_Task objective_
Check each line of the records for "рекомендации"; collect those that have it.

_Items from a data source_
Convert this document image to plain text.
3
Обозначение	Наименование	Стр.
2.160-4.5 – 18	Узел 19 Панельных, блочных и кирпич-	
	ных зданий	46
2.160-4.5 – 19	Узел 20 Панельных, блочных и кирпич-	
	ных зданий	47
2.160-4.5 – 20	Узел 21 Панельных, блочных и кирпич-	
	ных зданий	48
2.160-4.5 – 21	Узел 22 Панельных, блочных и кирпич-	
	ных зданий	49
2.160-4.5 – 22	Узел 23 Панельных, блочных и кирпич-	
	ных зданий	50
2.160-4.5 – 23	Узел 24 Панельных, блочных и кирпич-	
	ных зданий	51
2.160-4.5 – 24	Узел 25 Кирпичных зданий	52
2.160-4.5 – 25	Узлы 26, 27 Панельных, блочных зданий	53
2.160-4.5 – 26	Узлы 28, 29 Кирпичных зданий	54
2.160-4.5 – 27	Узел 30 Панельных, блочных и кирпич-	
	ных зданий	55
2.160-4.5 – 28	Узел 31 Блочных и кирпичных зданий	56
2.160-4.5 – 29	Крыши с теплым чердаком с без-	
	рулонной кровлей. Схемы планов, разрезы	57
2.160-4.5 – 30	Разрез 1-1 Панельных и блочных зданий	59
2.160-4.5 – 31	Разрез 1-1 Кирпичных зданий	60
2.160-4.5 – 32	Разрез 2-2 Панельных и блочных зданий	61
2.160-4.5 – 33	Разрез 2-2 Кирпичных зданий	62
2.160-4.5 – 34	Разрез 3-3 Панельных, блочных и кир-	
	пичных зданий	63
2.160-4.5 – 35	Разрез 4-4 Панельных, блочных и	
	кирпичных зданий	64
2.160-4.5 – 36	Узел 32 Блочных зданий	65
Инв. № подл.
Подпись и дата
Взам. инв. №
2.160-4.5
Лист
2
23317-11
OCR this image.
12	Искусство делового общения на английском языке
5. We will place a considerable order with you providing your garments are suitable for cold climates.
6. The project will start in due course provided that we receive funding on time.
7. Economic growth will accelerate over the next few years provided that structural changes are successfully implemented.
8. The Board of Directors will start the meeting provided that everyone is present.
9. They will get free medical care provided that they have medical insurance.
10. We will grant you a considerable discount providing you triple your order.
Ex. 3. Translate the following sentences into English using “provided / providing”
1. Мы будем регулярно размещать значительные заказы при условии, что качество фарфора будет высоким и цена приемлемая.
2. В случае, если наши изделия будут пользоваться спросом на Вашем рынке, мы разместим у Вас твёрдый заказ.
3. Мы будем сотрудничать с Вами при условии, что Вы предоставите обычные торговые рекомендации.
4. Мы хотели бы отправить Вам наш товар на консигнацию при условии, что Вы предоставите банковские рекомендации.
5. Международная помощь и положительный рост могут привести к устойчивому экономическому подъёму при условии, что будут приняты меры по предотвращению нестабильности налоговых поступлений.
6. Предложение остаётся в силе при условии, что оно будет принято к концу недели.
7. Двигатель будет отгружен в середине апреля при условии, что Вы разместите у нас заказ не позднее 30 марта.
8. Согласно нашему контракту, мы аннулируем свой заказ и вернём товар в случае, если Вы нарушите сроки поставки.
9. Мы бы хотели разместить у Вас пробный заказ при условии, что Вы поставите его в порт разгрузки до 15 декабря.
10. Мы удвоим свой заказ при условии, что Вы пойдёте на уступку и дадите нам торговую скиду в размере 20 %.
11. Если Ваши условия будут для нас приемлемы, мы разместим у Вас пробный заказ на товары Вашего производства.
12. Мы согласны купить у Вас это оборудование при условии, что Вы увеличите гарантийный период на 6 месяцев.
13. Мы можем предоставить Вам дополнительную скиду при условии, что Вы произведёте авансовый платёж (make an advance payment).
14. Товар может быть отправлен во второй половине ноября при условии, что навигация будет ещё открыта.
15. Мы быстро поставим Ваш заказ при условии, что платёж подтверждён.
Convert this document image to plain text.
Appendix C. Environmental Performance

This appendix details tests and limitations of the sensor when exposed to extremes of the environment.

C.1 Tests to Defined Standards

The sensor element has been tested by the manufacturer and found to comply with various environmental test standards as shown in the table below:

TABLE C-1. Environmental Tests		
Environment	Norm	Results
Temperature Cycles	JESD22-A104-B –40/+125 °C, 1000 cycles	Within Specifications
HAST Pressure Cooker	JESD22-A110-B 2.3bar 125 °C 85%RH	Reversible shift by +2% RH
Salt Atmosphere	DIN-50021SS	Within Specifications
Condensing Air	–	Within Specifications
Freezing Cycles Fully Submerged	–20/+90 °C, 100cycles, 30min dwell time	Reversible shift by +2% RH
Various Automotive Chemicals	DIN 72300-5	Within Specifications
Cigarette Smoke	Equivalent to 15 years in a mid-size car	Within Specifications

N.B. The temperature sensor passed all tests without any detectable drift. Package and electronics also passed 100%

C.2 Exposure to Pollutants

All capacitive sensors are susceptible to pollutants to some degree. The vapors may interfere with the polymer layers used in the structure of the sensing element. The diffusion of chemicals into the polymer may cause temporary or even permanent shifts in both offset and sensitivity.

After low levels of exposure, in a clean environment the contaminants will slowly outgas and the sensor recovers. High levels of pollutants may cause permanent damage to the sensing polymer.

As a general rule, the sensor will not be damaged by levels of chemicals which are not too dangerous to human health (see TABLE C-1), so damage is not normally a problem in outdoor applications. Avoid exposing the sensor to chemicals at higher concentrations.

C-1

_Exercise output_
3. Мы будем сотрудничать с Вами при условии, что Вы предоставите обычные торговые рекомендации.
4. Мы хотели бы отправить Вам наш товар на консигнацию при условии, что Вы предоставите банковские рекомендации.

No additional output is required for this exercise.